**FUENTE**
————
Es en realidad, lo inverso de lo que pasa con las grandes marcas globales: ellas se adaptan tácticamente a la realidad local al incluir elementos populares o necesarios para hacer a su marca viable en cada mercado nacional. Si McDonald’s solo hace hamburguesas de pollo en la India o si KFC le pone papas fritas a su pollo en el Perú, la adaptación táctica existe para familiarizar al consumidor con el producto y darle un componente más para aceptar la innovación de las prácticas de consumo. En el proceso, esta forma de globalización transforma hábitos culturales de manera profunda, usando esa pátina de localismo como una táctica de incursión comercial.
Los jóvenes movilizados en cambio siguen siendo producto de la dinámica política del Estado nación del que son parte; su protesta es peruanísima como lo es la captura parcial del Estado por la maraña de pequeños corruptos; como lo son los señorones reaccionarios que no han descubierto todavía el país en el que viven y del que en buena medida medran; como lo es una izquierda que sigue sin encontrar lo que no sabe que está buscando; como lo es la inexistencia de élites capaces de ofrecer alternativas a la tecnocracia limeña y al “modelo”. Ese vacío politico sigue tal cual luego de las protestas, y es característicamente nacional.
————
**ENTRADAS DISPONIBLES**
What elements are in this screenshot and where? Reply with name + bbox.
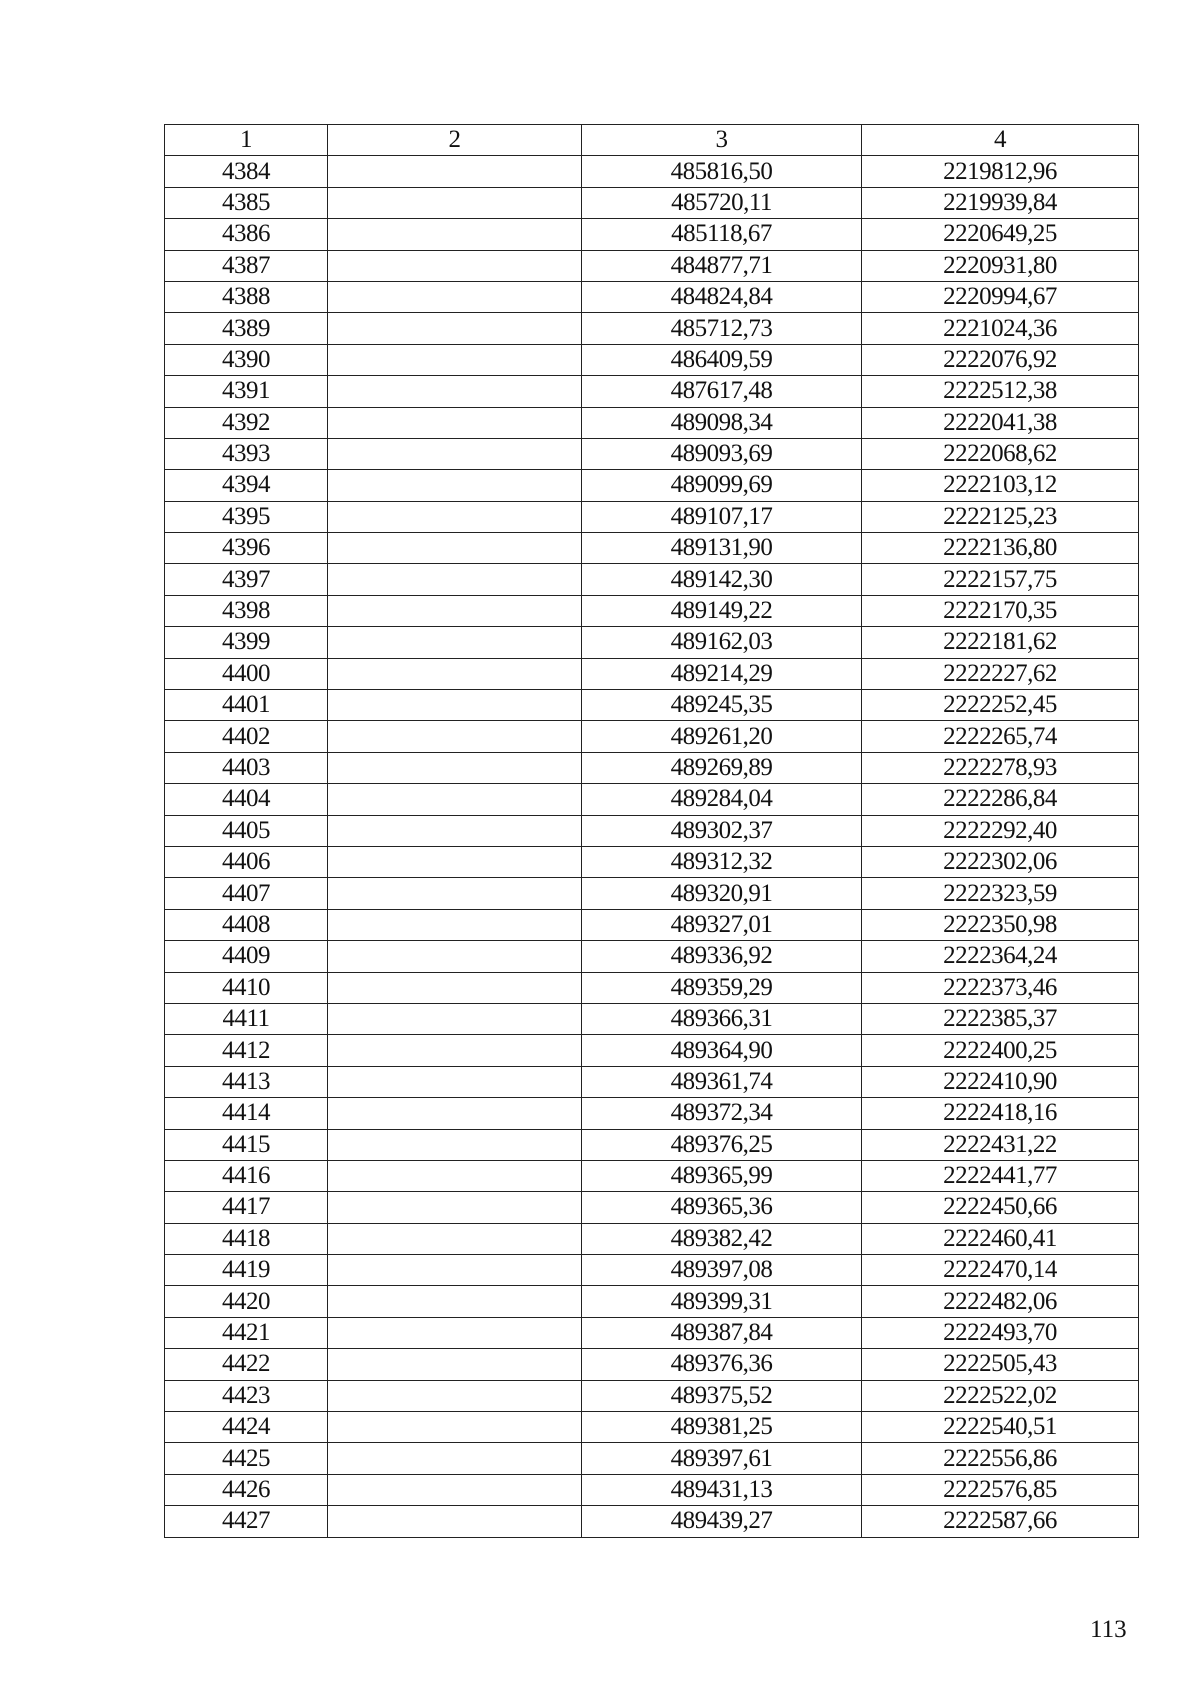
table-cell-col-1: 4400 bbox=[165, 658, 328, 689]
table-cell-col-4: 2222441,77 bbox=[862, 1160, 1139, 1191]
table-cell-col-3: 489365,36 bbox=[582, 1192, 862, 1223]
table-row bbox=[165, 438, 1139, 469]
table-cell-col-2 bbox=[328, 658, 582, 689]
table-cell-col-4: 2222278,93 bbox=[862, 752, 1139, 783]
table-cell-col-1: 4405 bbox=[165, 815, 328, 846]
table-cell-col-3: 489365,99 bbox=[582, 1160, 862, 1191]
table-cell-col-1: 4424 bbox=[165, 1412, 328, 1443]
table-cell-col-2 bbox=[328, 846, 582, 877]
table-cell-col-2 bbox=[328, 376, 582, 407]
table-cell-col-1: 4406 bbox=[165, 846, 328, 877]
table-cell-col-3: 489269,89 bbox=[582, 752, 862, 783]
coordinates-table bbox=[164, 124, 1139, 1538]
table-row bbox=[165, 1349, 1139, 1380]
table-cell-col-1: 4423 bbox=[165, 1380, 328, 1411]
table-cell-col-2 bbox=[328, 784, 582, 815]
table-cell-col-1: 4413 bbox=[165, 1066, 328, 1097]
table-cell-col-1: 4412 bbox=[165, 1035, 328, 1066]
table-row bbox=[165, 533, 1139, 564]
table-cell-col-2 bbox=[328, 1129, 582, 1160]
table-row bbox=[165, 1317, 1139, 1348]
table-cell-col-2 bbox=[328, 752, 582, 783]
table-cell-col-4: 2222323,59 bbox=[862, 878, 1139, 909]
table-cell-col-4: 2222350,98 bbox=[862, 909, 1139, 940]
table-cell-col-2 bbox=[328, 1506, 582, 1537]
table-cell-col-4: 2222512,38 bbox=[862, 376, 1139, 407]
table-cell-col-2 bbox=[328, 407, 582, 438]
table-cell-col-4: 2222576,85 bbox=[862, 1474, 1139, 1505]
table-cell-col-2 bbox=[328, 1349, 582, 1380]
table-row bbox=[165, 281, 1139, 312]
table-cell-col-4: 2221024,36 bbox=[862, 313, 1139, 344]
table-cell-col-3: 489372,34 bbox=[582, 1098, 862, 1129]
table-cell-col-1: 4410 bbox=[165, 972, 328, 1003]
table-cell-col-4: 2219812,96 bbox=[862, 156, 1139, 187]
table-cell-col-4: 2220931,80 bbox=[862, 250, 1139, 281]
table-row bbox=[165, 878, 1139, 909]
table-cell-col-4: 2222418,16 bbox=[862, 1098, 1139, 1129]
table-cell-col-2 bbox=[328, 972, 582, 1003]
table-row bbox=[165, 1003, 1139, 1034]
table-cell-col-3: 489439,27 bbox=[582, 1506, 862, 1537]
table-cell-col-3: 489320,91 bbox=[582, 878, 862, 909]
table-cell-col-4: 2222482,06 bbox=[862, 1286, 1139, 1317]
table-cell-col-3: 489359,29 bbox=[582, 972, 862, 1003]
table-row bbox=[165, 721, 1139, 752]
table-cell-col-4: 2222103,12 bbox=[862, 470, 1139, 501]
table-cell-col-2 bbox=[328, 595, 582, 626]
header-row bbox=[165, 125, 1139, 156]
table-cell-col-4: 2222157,75 bbox=[862, 564, 1139, 595]
table-cell-col-3: 489361,74 bbox=[582, 1066, 862, 1097]
table-cell-col-1: 4420 bbox=[165, 1286, 328, 1317]
table-cell-col-4: 2222556,86 bbox=[862, 1443, 1139, 1474]
table-cell-col-3: 489107,17 bbox=[582, 501, 862, 532]
table-cell-col-4: 2219939,84 bbox=[862, 187, 1139, 218]
table-cell-col-1: 4388 bbox=[165, 281, 328, 312]
table-cell-col-3: 485118,67 bbox=[582, 219, 862, 250]
table-row bbox=[165, 1035, 1139, 1066]
table-cell-col-2 bbox=[328, 1035, 582, 1066]
table-cell-col-2 bbox=[328, 1098, 582, 1129]
table-cell-col-2 bbox=[328, 187, 582, 218]
table-cell-col-4: 2222252,45 bbox=[862, 690, 1139, 721]
table-row bbox=[165, 470, 1139, 501]
table-cell-col-2 bbox=[328, 690, 582, 721]
table-cell-col-4: 2222522,02 bbox=[862, 1380, 1139, 1411]
table-cell-col-3: 489261,20 bbox=[582, 721, 862, 752]
table-row bbox=[165, 1066, 1139, 1097]
table-row bbox=[165, 564, 1139, 595]
table-cell-col-3: 486409,59 bbox=[582, 344, 862, 375]
table-cell-col-4: 2222125,23 bbox=[862, 501, 1139, 532]
table-cell-col-4: 2222286,84 bbox=[862, 784, 1139, 815]
table-cell-col-3: 484877,71 bbox=[582, 250, 862, 281]
table-cell-col-3: 489099,69 bbox=[582, 470, 862, 501]
table-cell-col-1: 4403 bbox=[165, 752, 328, 783]
table-cell-col-1: 4396 bbox=[165, 533, 328, 564]
table-cell-col-4: 2220649,25 bbox=[862, 219, 1139, 250]
table-cell-col-1: 4389 bbox=[165, 313, 328, 344]
table-row bbox=[165, 941, 1139, 972]
table-row bbox=[165, 1443, 1139, 1474]
table-cell-col-1: 4409 bbox=[165, 941, 328, 972]
table-cell-col-4: 2222170,35 bbox=[862, 595, 1139, 626]
table-cell-col-2 bbox=[328, 1380, 582, 1411]
table-row bbox=[165, 1192, 1139, 1223]
table-cell-col-3: 489387,84 bbox=[582, 1317, 862, 1348]
table-cell-col-2 bbox=[328, 909, 582, 940]
table-cell-col-1: 4398 bbox=[165, 595, 328, 626]
table-cell-col-4: 2222540,51 bbox=[862, 1412, 1139, 1443]
table-cell-col-4: 2222505,43 bbox=[862, 1349, 1139, 1380]
table-row bbox=[165, 1223, 1139, 1254]
table-row bbox=[165, 376, 1139, 407]
table-cell-col-2 bbox=[328, 250, 582, 281]
table-row bbox=[165, 1474, 1139, 1505]
table-cell-col-3: 485816,50 bbox=[582, 156, 862, 187]
table-cell-col-1: 4411 bbox=[165, 1003, 328, 1034]
table-cell-col-2 bbox=[328, 313, 582, 344]
table-cell-col-4: 2222364,24 bbox=[862, 941, 1139, 972]
table-cell-col-4: 2222470,14 bbox=[862, 1255, 1139, 1286]
table-cell-col-2 bbox=[328, 627, 582, 658]
table-cell-col-1: 4394 bbox=[165, 470, 328, 501]
table-cell-col-1: 4418 bbox=[165, 1223, 328, 1254]
table-row bbox=[165, 156, 1139, 187]
table-cell-col-2 bbox=[328, 1286, 582, 1317]
table-cell-col-1: 4419 bbox=[165, 1255, 328, 1286]
table-cell-col-1: 4415 bbox=[165, 1129, 328, 1160]
table-cell-col-3: 484824,84 bbox=[582, 281, 862, 312]
table-cell-col-4: 2222400,25 bbox=[862, 1035, 1139, 1066]
table-cell-col-4: 2222450,66 bbox=[862, 1192, 1139, 1223]
table-cell-col-4: 2222227,62 bbox=[862, 658, 1139, 689]
table-cell-col-3: 489245,35 bbox=[582, 690, 862, 721]
table-row bbox=[165, 250, 1139, 281]
table-cell-col-3: 489149,22 bbox=[582, 595, 862, 626]
table-cell-col-3: 489098,34 bbox=[582, 407, 862, 438]
table-cell-col-1: 4395 bbox=[165, 501, 328, 532]
table-cell-col-1: 4408 bbox=[165, 909, 328, 940]
table-cell-col-1: 4387 bbox=[165, 250, 328, 281]
table-row bbox=[165, 344, 1139, 375]
table-cell-col-1: 4391 bbox=[165, 376, 328, 407]
table-cell-col-1: 4393 bbox=[165, 438, 328, 469]
table-cell-col-2 bbox=[328, 1223, 582, 1254]
table-cell-col-2 bbox=[328, 1003, 582, 1034]
table-cell-col-3: 489284,04 bbox=[582, 784, 862, 815]
table-cell-col-3: 489327,01 bbox=[582, 909, 862, 940]
page-number: 113 bbox=[1090, 1616, 1127, 1643]
table-cell-col-1: 4401 bbox=[165, 690, 328, 721]
table-row bbox=[165, 595, 1139, 626]
table-cell-col-3: 489131,90 bbox=[582, 533, 862, 564]
table-row bbox=[165, 1412, 1139, 1443]
table-row bbox=[165, 690, 1139, 721]
table-cell-col-3: 489214,29 bbox=[582, 658, 862, 689]
table-cell-col-2 bbox=[328, 941, 582, 972]
table-row bbox=[165, 1286, 1139, 1317]
table-cell-col-2 bbox=[328, 1255, 582, 1286]
table-cell-col-3: 489399,31 bbox=[582, 1286, 862, 1317]
table-cell-col-1: 4404 bbox=[165, 784, 328, 815]
table-cell-col-1: 4384 bbox=[165, 156, 328, 187]
table-cell-col-4: 2222493,70 bbox=[862, 1317, 1139, 1348]
table-cell-col-1: 4385 bbox=[165, 187, 328, 218]
table-row bbox=[165, 784, 1139, 815]
table-row bbox=[165, 219, 1139, 250]
table-cell-col-3: 489397,61 bbox=[582, 1443, 862, 1474]
table-cell-col-2 bbox=[328, 281, 582, 312]
table-row bbox=[165, 846, 1139, 877]
table-cell-col-2 bbox=[328, 721, 582, 752]
table-cell-col-1: 4399 bbox=[165, 627, 328, 658]
table-cell-col-3: 489381,25 bbox=[582, 1412, 862, 1443]
table-cell-col-2 bbox=[328, 1160, 582, 1191]
header-col-3: 3 bbox=[582, 125, 862, 156]
table-row bbox=[165, 1506, 1139, 1537]
table-cell-col-1: 4417 bbox=[165, 1192, 328, 1223]
table-cell-col-2 bbox=[328, 878, 582, 909]
table-cell-col-3: 487617,48 bbox=[582, 376, 862, 407]
table-cell-col-2 bbox=[328, 564, 582, 595]
table-cell-col-3: 485712,73 bbox=[582, 313, 862, 344]
table-cell-col-2 bbox=[328, 219, 582, 250]
table-cell-col-4: 2222431,22 bbox=[862, 1129, 1139, 1160]
table-cell-col-1: 4390 bbox=[165, 344, 328, 375]
table-row bbox=[165, 972, 1139, 1003]
table-row bbox=[165, 313, 1139, 344]
table-cell-col-2 bbox=[328, 533, 582, 564]
table-cell-col-2 bbox=[328, 1412, 582, 1443]
table-cell-col-1: 4416 bbox=[165, 1160, 328, 1191]
table-cell-col-4: 2222068,62 bbox=[862, 438, 1139, 469]
table-row bbox=[165, 815, 1139, 846]
table-cell-col-3: 489376,25 bbox=[582, 1129, 862, 1160]
table-cell-col-3: 489162,03 bbox=[582, 627, 862, 658]
table-cell-col-1: 4392 bbox=[165, 407, 328, 438]
table-row bbox=[165, 1129, 1139, 1160]
table-cell-col-4: 2222587,66 bbox=[862, 1506, 1139, 1537]
header-col-4: 4 bbox=[862, 125, 1139, 156]
table-cell-col-2 bbox=[328, 470, 582, 501]
table-cell-col-4: 2222076,92 bbox=[862, 344, 1139, 375]
table-cell-col-2 bbox=[328, 1443, 582, 1474]
table-cell-col-2 bbox=[328, 1192, 582, 1223]
table-cell-col-4: 2222292,40 bbox=[862, 815, 1139, 846]
table-cell-col-4: 2222385,37 bbox=[862, 1003, 1139, 1034]
table-cell-col-3: 489366,31 bbox=[582, 1003, 862, 1034]
table-cell-col-3: 485720,11 bbox=[582, 187, 862, 218]
table-cell-col-3: 489397,08 bbox=[582, 1255, 862, 1286]
table-cell-col-1: 4397 bbox=[165, 564, 328, 595]
table-cell-col-1: 4427 bbox=[165, 1506, 328, 1537]
table-cell-col-3: 489382,42 bbox=[582, 1223, 862, 1254]
table-cell-col-4: 2222460,41 bbox=[862, 1223, 1139, 1254]
table-cell-col-4: 2222181,62 bbox=[862, 627, 1139, 658]
table-cell-col-1: 4426 bbox=[165, 1474, 328, 1505]
table-cell-col-1: 4402 bbox=[165, 721, 328, 752]
table-cell-col-2 bbox=[328, 1474, 582, 1505]
table-cell-col-1: 4414 bbox=[165, 1098, 328, 1129]
header-col-2: 2 bbox=[328, 125, 582, 156]
table-cell-col-3: 489142,30 bbox=[582, 564, 862, 595]
table-cell-col-4: 2222302,06 bbox=[862, 846, 1139, 877]
table-row bbox=[165, 501, 1139, 532]
table-row bbox=[165, 1255, 1139, 1286]
table-cell-col-1: 4407 bbox=[165, 878, 328, 909]
table-cell-col-2 bbox=[328, 1317, 582, 1348]
table-cell-col-3: 489364,90 bbox=[582, 1035, 862, 1066]
table-cell-col-3: 489376,36 bbox=[582, 1349, 862, 1380]
table-row bbox=[165, 909, 1139, 940]
table-cell-col-4: 2222041,38 bbox=[862, 407, 1139, 438]
table-row bbox=[165, 1380, 1139, 1411]
table-cell-col-1: 4422 bbox=[165, 1349, 328, 1380]
table-row bbox=[165, 187, 1139, 218]
table-cell-col-4: 2220994,67 bbox=[862, 281, 1139, 312]
table-row bbox=[165, 658, 1139, 689]
table-cell-col-2 bbox=[328, 501, 582, 532]
table-cell-col-3: 489093,69 bbox=[582, 438, 862, 469]
table-cell-col-4: 2222373,46 bbox=[862, 972, 1139, 1003]
table-row bbox=[165, 627, 1139, 658]
table-cell-col-2 bbox=[328, 815, 582, 846]
table-cell-col-4: 2222265,74 bbox=[862, 721, 1139, 752]
table-cell-col-4: 2222410,90 bbox=[862, 1066, 1139, 1097]
table-cell-col-3: 489431,13 bbox=[582, 1474, 862, 1505]
table-cell-col-3: 489312,32 bbox=[582, 846, 862, 877]
table-row bbox=[165, 407, 1139, 438]
table-row bbox=[165, 1098, 1139, 1129]
table-cell-col-2 bbox=[328, 1066, 582, 1097]
table-row bbox=[165, 752, 1139, 783]
table-header bbox=[165, 125, 1139, 156]
table-cell-col-3: 489336,92 bbox=[582, 941, 862, 972]
table-cell-col-2 bbox=[328, 344, 582, 375]
table-cell-col-3: 489302,37 bbox=[582, 815, 862, 846]
table-cell-col-1: 4425 bbox=[165, 1443, 328, 1474]
table-row bbox=[165, 1160, 1139, 1191]
table-cell-col-1: 4421 bbox=[165, 1317, 328, 1348]
table-cell-col-2 bbox=[328, 156, 582, 187]
table-cell-col-1: 4386 bbox=[165, 219, 328, 250]
header-col-1: 1 bbox=[165, 125, 328, 156]
table-cell-col-4: 2222136,80 bbox=[862, 533, 1139, 564]
table-body bbox=[165, 156, 1139, 1537]
table-cell-col-3: 489375,52 bbox=[582, 1380, 862, 1411]
table-cell-col-2 bbox=[328, 438, 582, 469]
————
**INDICACIONES**
**a.** Transcribe de la fuente todo el fragmento que va desde "Es en realidad, lo" hasta "de incursión comercial.".
**b.** Reescribe como una lista breve el párrafo de la fuente que comienza con "Los jóvenes movilizados en cambio" y conserva sus datos principales.
Responde basándote únicamente en la fuente.

**RESPUESTAS DADAS**
**a.**
Es en realidad, lo inverso de lo que pasa con las grandes marcas globales: ellas se adaptan tácticamente a la realidad local al incluir elementos populares o necesarios para hacer a su marca viable en cada mercado nacional. Si McDonald’s solo hace hamburguesas de pollo en la India o si KFC le pone papas fritas a su pollo en el Perú, la adaptación táctica existe para familiarizar al consumidor con el producto y darle un componente más para aceptar la innovación de las prácticas de consumo. En el proceso, esta forma de globalización transforma hábitos culturales de manera profunda, usando esa pátina de localismo como una táctica de incursión comercial.

**b.**
Los jóvenes movilizados siguen siendo producto de la dinámica política del Estado nación del que forman parte. Son igual de peruanos:
- su protesta;
- la captura parcial del Estado por una maraña de pequeños corruptos;
- los señorones reaccionarios que aún no han descubierto el país en el que viven y del que en buena medida medran;
- una izquierda que sigue sin encontrar lo que no sabe que está buscando;
- la falta de élites capaces de ofrecer alternativas a la tecnocracia limeña y al "modelo".
Ese vacío político sigue igual tras las protestas y es característicamente nacional.